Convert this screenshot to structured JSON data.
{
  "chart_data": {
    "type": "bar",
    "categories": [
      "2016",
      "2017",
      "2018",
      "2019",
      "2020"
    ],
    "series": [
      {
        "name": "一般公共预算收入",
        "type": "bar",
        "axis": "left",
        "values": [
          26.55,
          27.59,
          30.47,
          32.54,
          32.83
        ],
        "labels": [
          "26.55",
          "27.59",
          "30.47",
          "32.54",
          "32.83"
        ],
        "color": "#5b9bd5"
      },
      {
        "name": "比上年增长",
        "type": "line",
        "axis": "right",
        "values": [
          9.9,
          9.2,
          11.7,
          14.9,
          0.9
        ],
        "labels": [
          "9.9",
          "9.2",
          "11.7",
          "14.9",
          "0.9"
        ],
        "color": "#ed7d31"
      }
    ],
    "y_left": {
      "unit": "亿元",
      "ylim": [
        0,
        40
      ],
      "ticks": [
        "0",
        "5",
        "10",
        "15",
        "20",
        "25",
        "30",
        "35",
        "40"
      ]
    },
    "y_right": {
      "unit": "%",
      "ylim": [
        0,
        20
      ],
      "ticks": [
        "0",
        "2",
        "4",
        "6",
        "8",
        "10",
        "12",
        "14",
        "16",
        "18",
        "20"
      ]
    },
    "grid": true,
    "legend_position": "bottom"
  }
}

______

§ **The problem**:
Write down all the entries again without a single difference.

§ **The answer**:
Convert this screenshot to structured JSON data.
{
  "chart_data": {
    "type": "bar",
    "categories": [
      "2016",
      "2017",
      "2018",
      "2019",
      "2020"
    ],
    "series": [
      {
        "name": "一般公共预算收入",
        "type": "bar",
        "axis": "left",
        "values": [
          26.55,
          27.59,
          30.47,
          32.54,
          32.83
        ],
        "labels": [
          "26.55",
          "27.59",
          "30.47",
          "32.54",
          "32.83"
        ],
        "color": "#5b9bd5"
      },
      {
        "name": "比上年增长",
        "type": "line",
        "axis": "right",
        "values": [
          9.9,
          9.2,
          11.7,
          14.9,
          0.9
        ],
        "labels": [
          "9.9",
          "9.2",
          "11.7",
          "14.9",
          "0.9"
        ],
        "color": "#ed7d31"
      }
    ],
    "y_left": {
      "unit": "亿元",
      "ylim": [
        0,
        40
      ],
      "ticks": [
        "0",
        "5",
        "10",
        "15",
        "20",
        "25",
        "30",
        "35",
        "40"
      ]
    },
    "y_right": {
      "unit": "%",
      "ylim": [
        0,
        20
      ],
      "ticks": [
        "0",
        "2",
        "4",
        "6",
        "8",
        "10",
        "12",
        "14",
        "16",
        "18",
        "20"
      ]
    },
    "grid": true,
    "legend_position": "bottom"
  }
}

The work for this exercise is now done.